::: Provided records :::

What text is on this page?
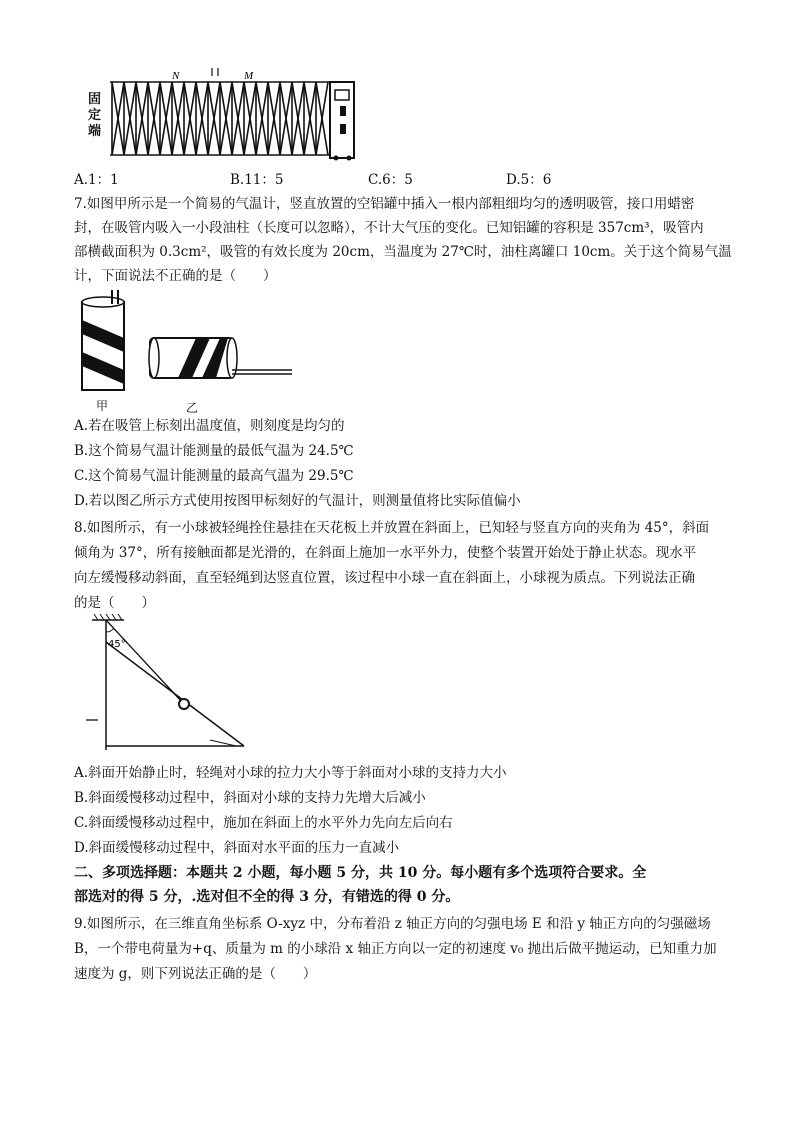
固定端
N	M
A.1：1	B.11：5	C.6：5	D.5：6
7.如图甲所示是一个简易的气温计，竖直放置的空铝罐中插入一根内部粗细均匀的透明吸管，接口用蜡密
封，在吸管内吸入一小段油柱（长度可以忽略），不计大气压的变化。已知铝罐的容积是 357cm³，吸管内
部横截面积为 0.3cm²，吸管的有效长度为 20cm，当温度为 27℃时，油柱离罐口 10cm。关于这个简易气温
计，下面说法不正确的是（　　）
甲	乙
A.若在吸管上标刻出温度值，则刻度是均匀的
B.这个简易气温计能测量的最低气温为 24.5℃
C.这个简易气温计能测量的最高气温为 29.5℃
D.若以图乙所示方式使用按图甲标刻好的气温计，则测量值将比实际值偏小
8.如图所示，有一小球被轻绳拴住悬挂在天花板上并放置在斜面上，已知轻与竖直方向的夹角为 45°，斜面
倾角为 37°，所有接触面都是光滑的，在斜面上施加一水平外力，使整个装置开始处于静止状态。现水平
向左缓慢移动斜面，直至轻绳到达竖直位置，该过程中小球一直在斜面上，小球视为质点。下列说法正确
的是（　　）
45°
A.斜面开始静止时，轻绳对小球的拉力大小等于斜面对小球的支持力大小
B.斜面缓慢移动过程中，斜面对小球的支持力先增大后减小
C.斜面缓慢移动过程中，施加在斜面上的水平外力先向左后向右
D.斜面缓慢移动过程中，斜面对水平面的压力一直减小
二、多项选择题：本题共 2 小题，每小题 5 分，共 10 分。每小题有多个选项符合要求。全
部选对的得 5 分，.选对但不全的得 3 分，有错选的得 0 分。
9.如图所示，在三维直角坐标系 O-xyz 中，分布着沿 z 轴正方向的匀强电场 E 和沿 y 轴正方向的匀强磁场
B，一个带电荷量为+q、质量为 m 的小球沿 x 轴正方向以一定的初速度 v₀ 抛出后做平抛运动，已知重力加
速度为 g，则下列说法正确的是（　　）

:::

» What you are asked to do
Reproduce all entries exactly. Pictures do not belong in the copy.

» Output below
What text is on this page?
固定端
N	M
A.1：1	B.11：5	C.6：5	D.5：6
7.如图甲所示是一个简易的气温计，竖直放置的空铝罐中插入一根内部粗细均匀的透明吸管，接口用蜡密
封，在吸管内吸入一小段油柱（长度可以忽略），不计大气压的变化。已知铝罐的容积是 357cm³，吸管内
部横截面积为 0.3cm²，吸管的有效长度为 20cm，当温度为 27℃时，油柱离罐口 10cm。关于这个简易气温
计，下面说法不正确的是（　　）
甲	乙
A.若在吸管上标刻出温度值，则刻度是均匀的
B.这个简易气温计能测量的最低气温为 24.5℃
C.这个简易气温计能测量的最高气温为 29.5℃
D.若以图乙所示方式使用按图甲标刻好的气温计，则测量值将比实际值偏小
8.如图所示，有一小球被轻绳拴住悬挂在天花板上并放置在斜面上，已知轻与竖直方向的夹角为 45°，斜面
倾角为 37°，所有接触面都是光滑的，在斜面上施加一水平外力，使整个装置开始处于静止状态。现水平
向左缓慢移动斜面，直至轻绳到达竖直位置，该过程中小球一直在斜面上，小球视为质点。下列说法正确
的是（　　）
45°
A.斜面开始静止时，轻绳对小球的拉力大小等于斜面对小球的支持力大小
B.斜面缓慢移动过程中，斜面对小球的支持力先增大后减小
C.斜面缓慢移动过程中，施加在斜面上的水平外力先向左后向右
D.斜面缓慢移动过程中，斜面对水平面的压力一直减小
二、多项选择题：本题共 2 小题，每小题 5 分，共 10 分。每小题有多个选项符合要求。全
部选对的得 5 分，.选对但不全的得 3 分，有错选的得 0 分。
9.如图所示，在三维直角坐标系 O-xyz 中，分布着沿 z 轴正方向的匀强电场 E 和沿 y 轴正方向的匀强磁场
B，一个带电荷量为+q、质量为 m 的小球沿 x 轴正方向以一定的初速度 v₀ 抛出后做平抛运动，已知重力加
速度为 g，则下列说法正确的是（　　）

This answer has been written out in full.